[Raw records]
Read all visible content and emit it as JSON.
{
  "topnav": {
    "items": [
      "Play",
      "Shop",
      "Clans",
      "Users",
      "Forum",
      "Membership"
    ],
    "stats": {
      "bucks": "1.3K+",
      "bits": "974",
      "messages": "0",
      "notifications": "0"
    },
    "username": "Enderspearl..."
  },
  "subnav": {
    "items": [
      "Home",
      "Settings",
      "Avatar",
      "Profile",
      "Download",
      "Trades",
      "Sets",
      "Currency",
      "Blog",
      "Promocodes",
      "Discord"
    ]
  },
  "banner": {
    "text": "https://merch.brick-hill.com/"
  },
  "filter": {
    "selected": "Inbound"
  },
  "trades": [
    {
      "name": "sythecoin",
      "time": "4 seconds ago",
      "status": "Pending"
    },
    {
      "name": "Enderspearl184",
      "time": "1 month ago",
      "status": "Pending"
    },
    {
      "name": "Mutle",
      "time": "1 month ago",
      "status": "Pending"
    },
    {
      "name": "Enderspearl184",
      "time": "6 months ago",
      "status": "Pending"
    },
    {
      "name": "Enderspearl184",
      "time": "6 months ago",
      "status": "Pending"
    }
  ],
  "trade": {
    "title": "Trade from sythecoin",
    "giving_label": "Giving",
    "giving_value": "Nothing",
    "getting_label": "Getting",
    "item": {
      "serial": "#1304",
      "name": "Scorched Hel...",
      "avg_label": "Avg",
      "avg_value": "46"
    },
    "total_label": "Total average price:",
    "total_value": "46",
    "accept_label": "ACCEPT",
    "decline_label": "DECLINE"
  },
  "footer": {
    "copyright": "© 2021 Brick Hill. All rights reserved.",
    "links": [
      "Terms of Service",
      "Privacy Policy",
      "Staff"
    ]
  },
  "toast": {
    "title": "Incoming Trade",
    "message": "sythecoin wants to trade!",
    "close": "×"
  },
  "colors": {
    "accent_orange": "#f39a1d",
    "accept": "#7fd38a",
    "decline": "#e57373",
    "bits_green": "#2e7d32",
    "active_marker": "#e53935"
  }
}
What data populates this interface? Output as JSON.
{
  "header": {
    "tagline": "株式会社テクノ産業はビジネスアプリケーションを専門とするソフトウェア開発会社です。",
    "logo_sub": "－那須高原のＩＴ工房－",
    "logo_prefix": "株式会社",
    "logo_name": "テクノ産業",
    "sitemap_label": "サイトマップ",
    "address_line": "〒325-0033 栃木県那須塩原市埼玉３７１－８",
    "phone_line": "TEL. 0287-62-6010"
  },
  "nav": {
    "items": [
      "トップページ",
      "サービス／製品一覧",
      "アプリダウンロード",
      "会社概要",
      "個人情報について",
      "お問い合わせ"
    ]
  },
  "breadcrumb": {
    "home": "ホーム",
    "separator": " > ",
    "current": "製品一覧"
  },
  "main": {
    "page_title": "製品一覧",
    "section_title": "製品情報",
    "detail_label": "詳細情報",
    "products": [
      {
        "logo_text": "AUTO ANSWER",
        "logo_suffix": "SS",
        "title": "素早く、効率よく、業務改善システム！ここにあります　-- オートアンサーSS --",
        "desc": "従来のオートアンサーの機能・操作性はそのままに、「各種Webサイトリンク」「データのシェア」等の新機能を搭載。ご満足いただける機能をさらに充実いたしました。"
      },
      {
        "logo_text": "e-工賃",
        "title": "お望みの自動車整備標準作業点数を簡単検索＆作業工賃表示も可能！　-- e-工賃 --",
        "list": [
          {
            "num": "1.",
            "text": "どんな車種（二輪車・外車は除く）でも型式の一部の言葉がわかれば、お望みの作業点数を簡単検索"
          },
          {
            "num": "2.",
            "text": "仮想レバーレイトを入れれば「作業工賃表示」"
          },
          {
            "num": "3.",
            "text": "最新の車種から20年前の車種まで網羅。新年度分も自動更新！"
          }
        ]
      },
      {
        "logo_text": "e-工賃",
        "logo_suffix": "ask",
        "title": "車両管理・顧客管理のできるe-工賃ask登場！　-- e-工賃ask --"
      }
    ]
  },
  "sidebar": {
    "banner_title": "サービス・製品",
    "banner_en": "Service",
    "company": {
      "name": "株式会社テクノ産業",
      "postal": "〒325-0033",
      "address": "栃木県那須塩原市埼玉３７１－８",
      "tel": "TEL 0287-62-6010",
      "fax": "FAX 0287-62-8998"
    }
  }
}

→ Task directions:
Copy the material above, line for line.

→ Finished task:
Read all visible content and emit it as JSON.
{
  "topnav": {
    "items": [
      "Play",
      "Shop",
      "Clans",
      "Users",
      "Forum",
      "Membership"
    ],
    "stats": {
      "bucks": "1.3K+",
      "bits": "974",
      "messages": "0",
      "notifications": "0"
    },
    "username": "Enderspearl..."
  },
  "subnav": {
    "items": [
      "Home",
      "Settings",
      "Avatar",
      "Profile",
      "Download",
      "Trades",
      "Sets",
      "Currency",
      "Blog",
      "Promocodes",
      "Discord"
    ]
  },
  "banner": {
    "text": "https://merch.brick-hill.com/"
  },
  "filter": {
    "selected": "Inbound"
  },
  "trades": [
    {
      "name": "sythecoin",
      "time": "4 seconds ago",
      "status": "Pending"
    },
    {
      "name": "Enderspearl184",
      "time": "1 month ago",
      "status": "Pending"
    },
    {
      "name": "Mutle",
      "time": "1 month ago",
      "status": "Pending"
    },
    {
      "name": "Enderspearl184",
      "time": "6 months ago",
      "status": "Pending"
    },
    {
      "name": "Enderspearl184",
      "time": "6 months ago",
      "status": "Pending"
    }
  ],
  "trade": {
    "title": "Trade from sythecoin",
    "giving_label": "Giving",
    "giving_value": "Nothing",
    "getting_label": "Getting",
    "item": {
      "serial": "#1304",
      "name": "Scorched Hel...",
      "avg_label": "Avg",
      "avg_value": "46"
    },
    "total_label": "Total average price:",
    "total_value": "46",
    "accept_label": "ACCEPT",
    "decline_label": "DECLINE"
  },
  "footer": {
    "copyright": "© 2021 Brick Hill. All rights reserved.",
    "links": [
      "Terms of Service",
      "Privacy Policy",
      "Staff"
    ]
  },
  "toast": {
    "title": "Incoming Trade",
    "message": "sythecoin wants to trade!",
    "close": "×"
  },
  "colors": {
    "accent_orange": "#f39a1d",
    "accept": "#7fd38a",
    "decline": "#e57373",
    "bits_green": "#2e7d32",
    "active_marker": "#e53935"
  }
}
What data populates this interface? Output as JSON.
{
  "header": {
    "tagline": "株式会社テクノ産業はビジネスアプリケーションを専門とするソフトウェア開発会社です。",
    "logo_sub": "－那須高原のＩＴ工房－",
    "logo_prefix": "株式会社",
    "logo_name": "テクノ産業",
    "sitemap_label": "サイトマップ",
    "address_line": "〒325-0033 栃木県那須塩原市埼玉３７１－８",
    "phone_line": "TEL. 0287-62-6010"
  },
  "nav": {
    "items": [
      "トップページ",
      "サービス／製品一覧",
      "アプリダウンロード",
      "会社概要",
      "個人情報について",
      "お問い合わせ"
    ]
  },
  "breadcrumb": {
    "home": "ホーム",
    "separator": " > ",
    "current": "製品一覧"
  },
  "main": {
    "page_title": "製品一覧",
    "section_title": "製品情報",
    "detail_label": "詳細情報",
    "products": [
      {
        "logo_text": "AUTO ANSWER",
        "logo_suffix": "SS",
        "title": "素早く、効率よく、業務改善システム！ここにあります　-- オートアンサーSS --",
        "desc": "従来のオートアンサーの機能・操作性はそのままに、「各種Webサイトリンク」「データのシェア」等の新機能を搭載。ご満足いただける機能をさらに充実いたしました。"
      },
      {
        "logo_text": "e-工賃",
        "title": "お望みの自動車整備標準作業点数を簡単検索＆作業工賃表示も可能！　-- e-工賃 --",
        "list": [
          {
            "num": "1.",
            "text": "どんな車種（二輪車・外車は除く）でも型式の一部の言葉がわかれば、お望みの作業点数を簡単検索"
          },
          {
            "num": "2.",
            "text": "仮想レバーレイトを入れれば「作業工賃表示」"
          },
          {
            "num": "3.",
            "text": "最新の車種から20年前の車種まで網羅。新年度分も自動更新！"
          }
        ]
      },
      {
        "logo_text": "e-工賃",
        "logo_suffix": "ask",
        "title": "車両管理・顧客管理のできるe-工賃ask登場！　-- e-工賃ask --"
      }
    ]
  },
  "sidebar": {
    "banner_title": "サービス・製品",
    "banner_en": "Service",
    "company": {
      "name": "株式会社テクノ産業",
      "postal": "〒325-0033",
      "address": "栃木県那須塩原市埼玉３７１－８",
      "tel": "TEL 0287-62-6010",
      "fax": "FAX 0287-62-8998"
    }
  }
}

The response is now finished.